== SET PROBLEM ==
Scan the material that follows. Copy every line containing the word "color".

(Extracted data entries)
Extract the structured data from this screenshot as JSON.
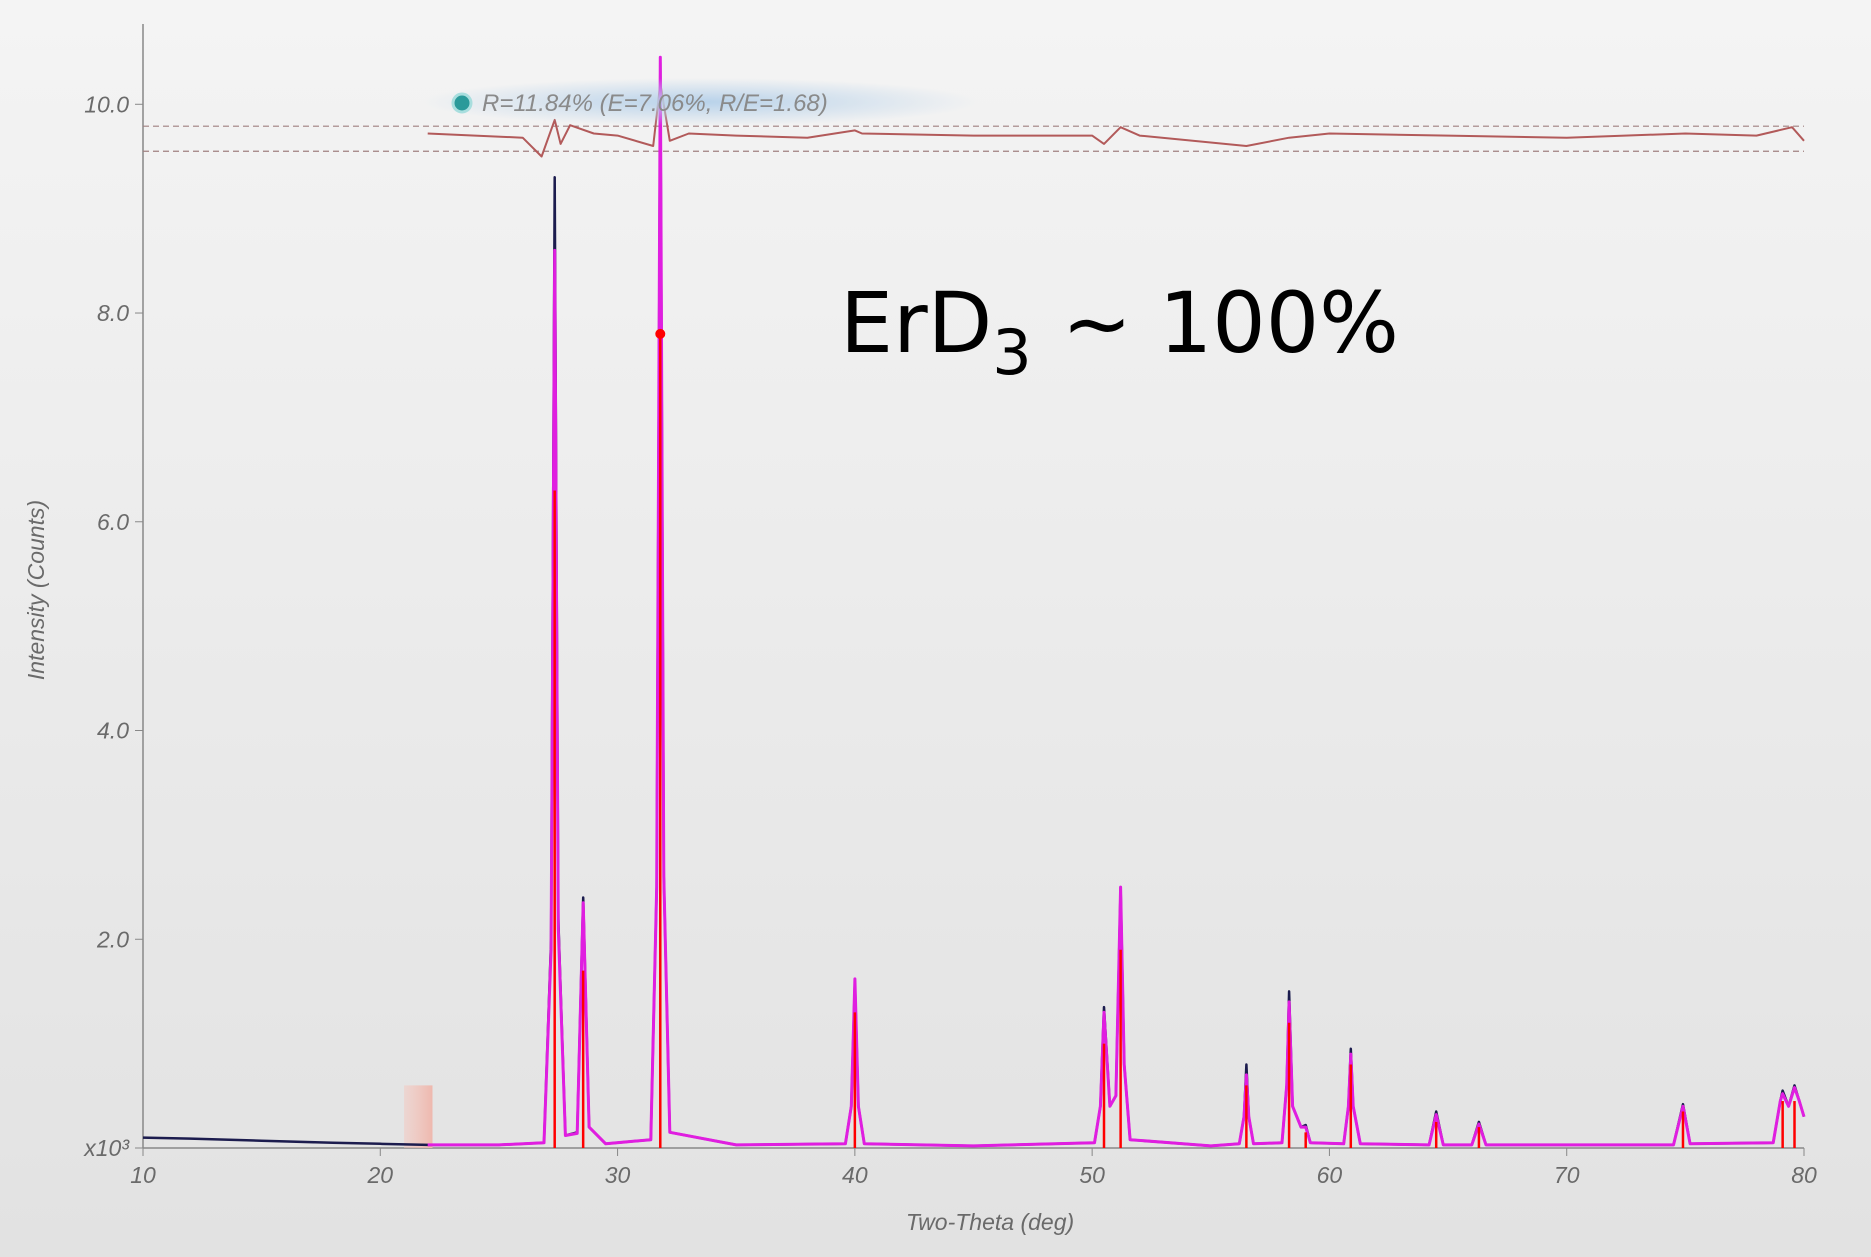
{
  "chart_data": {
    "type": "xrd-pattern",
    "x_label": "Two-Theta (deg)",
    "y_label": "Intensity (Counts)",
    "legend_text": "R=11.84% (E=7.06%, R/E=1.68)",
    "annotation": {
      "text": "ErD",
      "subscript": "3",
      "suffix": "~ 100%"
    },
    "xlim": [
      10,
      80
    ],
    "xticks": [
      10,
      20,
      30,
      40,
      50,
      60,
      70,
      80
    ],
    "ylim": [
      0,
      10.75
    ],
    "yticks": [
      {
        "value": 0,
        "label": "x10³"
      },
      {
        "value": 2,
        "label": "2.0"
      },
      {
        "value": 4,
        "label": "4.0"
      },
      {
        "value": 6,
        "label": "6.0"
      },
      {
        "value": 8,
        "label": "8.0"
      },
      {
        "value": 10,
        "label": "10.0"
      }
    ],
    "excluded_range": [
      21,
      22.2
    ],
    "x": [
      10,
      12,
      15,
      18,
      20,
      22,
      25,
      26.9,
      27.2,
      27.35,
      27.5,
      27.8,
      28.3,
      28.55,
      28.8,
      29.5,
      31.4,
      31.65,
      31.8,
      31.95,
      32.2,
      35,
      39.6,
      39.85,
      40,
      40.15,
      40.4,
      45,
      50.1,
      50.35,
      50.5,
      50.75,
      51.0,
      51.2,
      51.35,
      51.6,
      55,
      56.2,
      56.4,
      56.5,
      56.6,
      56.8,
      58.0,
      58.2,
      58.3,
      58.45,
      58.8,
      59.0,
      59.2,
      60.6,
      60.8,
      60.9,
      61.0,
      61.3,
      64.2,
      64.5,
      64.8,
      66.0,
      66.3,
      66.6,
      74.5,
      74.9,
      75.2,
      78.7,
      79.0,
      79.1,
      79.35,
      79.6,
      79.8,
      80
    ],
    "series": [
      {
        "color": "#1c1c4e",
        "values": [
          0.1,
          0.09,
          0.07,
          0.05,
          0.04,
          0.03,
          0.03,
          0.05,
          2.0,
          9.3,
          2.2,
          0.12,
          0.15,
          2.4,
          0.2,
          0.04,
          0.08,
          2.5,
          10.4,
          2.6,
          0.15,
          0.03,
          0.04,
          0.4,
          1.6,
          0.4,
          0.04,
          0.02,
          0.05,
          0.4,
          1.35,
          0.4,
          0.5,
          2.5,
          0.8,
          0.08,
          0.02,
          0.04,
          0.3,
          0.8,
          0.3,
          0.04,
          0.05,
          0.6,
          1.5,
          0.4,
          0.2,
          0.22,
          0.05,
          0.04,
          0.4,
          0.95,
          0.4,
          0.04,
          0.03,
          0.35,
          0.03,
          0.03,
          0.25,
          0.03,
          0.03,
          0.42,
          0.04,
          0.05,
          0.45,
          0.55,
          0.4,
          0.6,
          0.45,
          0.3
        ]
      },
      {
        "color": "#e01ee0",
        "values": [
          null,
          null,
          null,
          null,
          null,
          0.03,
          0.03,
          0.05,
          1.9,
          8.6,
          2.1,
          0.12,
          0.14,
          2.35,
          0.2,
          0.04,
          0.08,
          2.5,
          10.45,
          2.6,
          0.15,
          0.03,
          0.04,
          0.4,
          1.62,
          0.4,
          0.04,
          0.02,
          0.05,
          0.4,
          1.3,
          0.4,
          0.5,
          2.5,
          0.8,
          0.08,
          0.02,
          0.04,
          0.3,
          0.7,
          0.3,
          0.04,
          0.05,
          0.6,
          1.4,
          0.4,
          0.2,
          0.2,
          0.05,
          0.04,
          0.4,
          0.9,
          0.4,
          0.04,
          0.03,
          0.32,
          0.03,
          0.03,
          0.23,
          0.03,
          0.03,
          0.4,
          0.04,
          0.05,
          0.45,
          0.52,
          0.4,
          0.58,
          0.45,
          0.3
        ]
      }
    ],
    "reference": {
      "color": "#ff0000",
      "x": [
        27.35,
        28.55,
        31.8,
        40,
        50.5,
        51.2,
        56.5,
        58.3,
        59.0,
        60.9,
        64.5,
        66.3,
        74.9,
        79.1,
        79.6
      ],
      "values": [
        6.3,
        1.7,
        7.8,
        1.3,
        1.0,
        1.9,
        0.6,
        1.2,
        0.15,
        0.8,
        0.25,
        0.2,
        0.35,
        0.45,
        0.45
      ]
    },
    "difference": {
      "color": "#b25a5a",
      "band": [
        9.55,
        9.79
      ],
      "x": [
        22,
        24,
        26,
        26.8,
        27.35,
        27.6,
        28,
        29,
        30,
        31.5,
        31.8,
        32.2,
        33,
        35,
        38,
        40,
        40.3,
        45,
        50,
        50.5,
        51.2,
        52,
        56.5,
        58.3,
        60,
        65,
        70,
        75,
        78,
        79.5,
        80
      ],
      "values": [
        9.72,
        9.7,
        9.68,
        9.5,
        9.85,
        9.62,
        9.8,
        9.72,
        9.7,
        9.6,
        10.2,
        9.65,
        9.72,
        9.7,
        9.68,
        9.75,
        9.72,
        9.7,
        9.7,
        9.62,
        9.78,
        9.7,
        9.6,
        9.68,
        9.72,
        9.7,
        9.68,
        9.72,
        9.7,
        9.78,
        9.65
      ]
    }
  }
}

== OUTPUT FOR THIS TASK ==
        "color": "#1c1c4e",
        "color": "#e01ee0",
      "color": "#ff0000",
      "color": "#b25a5a",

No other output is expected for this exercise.